Problem to work on
Copy everything in the records exactly; the pictures stay out.

Supplied records
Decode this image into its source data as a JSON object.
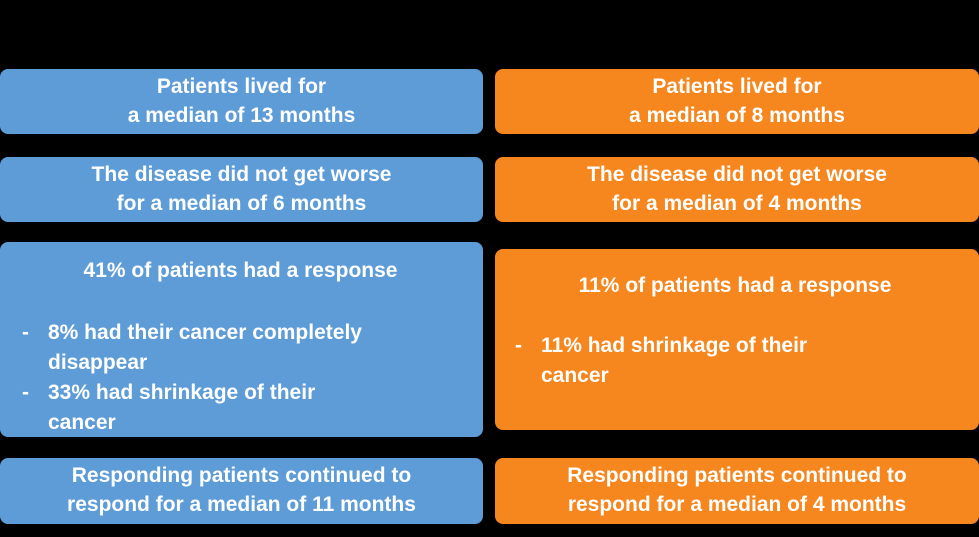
{
  "background": "#000000",
  "bullet_marker": "-",
  "left": {
    "color": "#5d9cd7",
    "survival": "Patients lived for\na median of 13 months",
    "progression": "The disease did not get worse\nfor a median of 6 months",
    "response_heading": "41% of patients had a response",
    "response_bullets": [
      "8% had their cancer completely\ndisappear",
      "33% had shrinkage of their\ncancer"
    ],
    "duration": "Responding patients continued to\nrespond for a median of 11 months"
  },
  "right": {
    "color": "#f6861e",
    "survival": "Patients lived for\na median of 8 months",
    "progression": "The disease did not get worse\nfor a median of 4 months",
    "response_heading": "11% of patients had a response",
    "response_bullets": [
      "11% had shrinkage of their\ncancer"
    ],
    "duration": "Responding patients continued to\nrespond for a median of 4 months"
  }
}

Result of the exercise
Decode this image into its source data as a JSON object.
{
  "background": "#000000",
  "bullet_marker": "-",
  "left": {
    "color": "#5d9cd7",
    "survival": "Patients lived for\na median of 13 months",
    "progression": "The disease did not get worse\nfor a median of 6 months",
    "response_heading": "41% of patients had a response",
    "response_bullets": [
      "8% had their cancer completely\ndisappear",
      "33% had shrinkage of their\ncancer"
    ],
    "duration": "Responding patients continued to\nrespond for a median of 11 months"
  },
  "right": {
    "color": "#f6861e",
    "survival": "Patients lived for\na median of 8 months",
    "progression": "The disease did not get worse\nfor a median of 4 months",
    "response_heading": "11% of patients had a response",
    "response_bullets": [
      "11% had shrinkage of their\ncancer"
    ],
    "duration": "Responding patients continued to\nrespond for a median of 4 months"
  }
}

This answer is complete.